» Stated task
Pick out every line with the word "title" and copy it.
■ ■ ■
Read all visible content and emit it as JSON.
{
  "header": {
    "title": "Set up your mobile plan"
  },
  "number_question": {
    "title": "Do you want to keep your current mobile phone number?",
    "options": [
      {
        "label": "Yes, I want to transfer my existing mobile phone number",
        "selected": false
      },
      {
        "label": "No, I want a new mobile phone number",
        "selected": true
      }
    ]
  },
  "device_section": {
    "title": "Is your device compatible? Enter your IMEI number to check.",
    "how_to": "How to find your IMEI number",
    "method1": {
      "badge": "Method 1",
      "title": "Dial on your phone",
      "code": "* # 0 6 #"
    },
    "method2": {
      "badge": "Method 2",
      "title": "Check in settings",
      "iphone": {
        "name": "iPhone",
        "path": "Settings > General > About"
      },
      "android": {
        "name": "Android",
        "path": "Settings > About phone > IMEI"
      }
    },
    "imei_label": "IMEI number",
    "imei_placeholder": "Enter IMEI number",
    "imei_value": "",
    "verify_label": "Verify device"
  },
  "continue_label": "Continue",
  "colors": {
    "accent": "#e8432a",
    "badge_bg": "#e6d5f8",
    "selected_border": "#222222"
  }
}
■ ■ ■
» Answer to the exercise
    "title": "Set up your mobile plan"
    "title": "Do you want to keep your current mobile phone number?",
    "title": "Is your device compatible? Enter your IMEI number to check.",
      "title": "Dial on your phone",
      "title": "Check in settings",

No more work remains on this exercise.